Problem requirements
Each entry must be reproduced precisely as it stands.

Dataset rows
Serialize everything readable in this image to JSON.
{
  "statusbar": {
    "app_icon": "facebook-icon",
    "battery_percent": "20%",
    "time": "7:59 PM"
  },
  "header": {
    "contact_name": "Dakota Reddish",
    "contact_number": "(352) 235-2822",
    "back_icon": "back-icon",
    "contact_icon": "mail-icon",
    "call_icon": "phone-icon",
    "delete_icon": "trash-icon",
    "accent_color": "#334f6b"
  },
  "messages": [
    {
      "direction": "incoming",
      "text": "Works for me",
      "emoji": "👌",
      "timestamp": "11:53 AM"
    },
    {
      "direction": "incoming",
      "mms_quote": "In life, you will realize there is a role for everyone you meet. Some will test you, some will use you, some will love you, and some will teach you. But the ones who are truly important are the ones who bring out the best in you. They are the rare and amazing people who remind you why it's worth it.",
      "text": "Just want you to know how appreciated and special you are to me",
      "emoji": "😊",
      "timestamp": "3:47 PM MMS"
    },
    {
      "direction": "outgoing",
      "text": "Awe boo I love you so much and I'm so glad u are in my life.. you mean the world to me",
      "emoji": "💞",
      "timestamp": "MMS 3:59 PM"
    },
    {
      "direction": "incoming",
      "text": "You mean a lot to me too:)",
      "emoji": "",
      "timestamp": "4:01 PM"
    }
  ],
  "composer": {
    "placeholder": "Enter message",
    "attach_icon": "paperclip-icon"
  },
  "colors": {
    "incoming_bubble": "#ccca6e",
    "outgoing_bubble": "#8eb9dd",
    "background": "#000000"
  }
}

Result of the exercise
Serialize everything readable in this image to JSON.
{
  "statusbar": {
    "app_icon": "facebook-icon",
    "battery_percent": "20%",
    "time": "7:59 PM"
  },
  "header": {
    "contact_name": "Dakota Reddish",
    "contact_number": "(352) 235-2822",
    "back_icon": "back-icon",
    "contact_icon": "mail-icon",
    "call_icon": "phone-icon",
    "delete_icon": "trash-icon",
    "accent_color": "#334f6b"
  },
  "messages": [
    {
      "direction": "incoming",
      "text": "Works for me",
      "emoji": "👌",
      "timestamp": "11:53 AM"
    },
    {
      "direction": "incoming",
      "mms_quote": "In life, you will realize there is a role for everyone you meet. Some will test you, some will use you, some will love you, and some will teach you. But the ones who are truly important are the ones who bring out the best in you. They are the rare and amazing people who remind you why it's worth it.",
      "text": "Just want you to know how appreciated and special you are to me",
      "emoji": "😊",
      "timestamp": "3:47 PM MMS"
    },
    {
      "direction": "outgoing",
      "text": "Awe boo I love you so much and I'm so glad u are in my life.. you mean the world to me",
      "emoji": "💞",
      "timestamp": "MMS 3:59 PM"
    },
    {
      "direction": "incoming",
      "text": "You mean a lot to me too:)",
      "emoji": "",
      "timestamp": "4:01 PM"
    }
  ],
  "composer": {
    "placeholder": "Enter message",
    "attach_icon": "paperclip-icon"
  },
  "colors": {
    "incoming_bubble": "#ccca6e",
    "outgoing_bubble": "#8eb9dd",
    "background": "#000000"
  }
}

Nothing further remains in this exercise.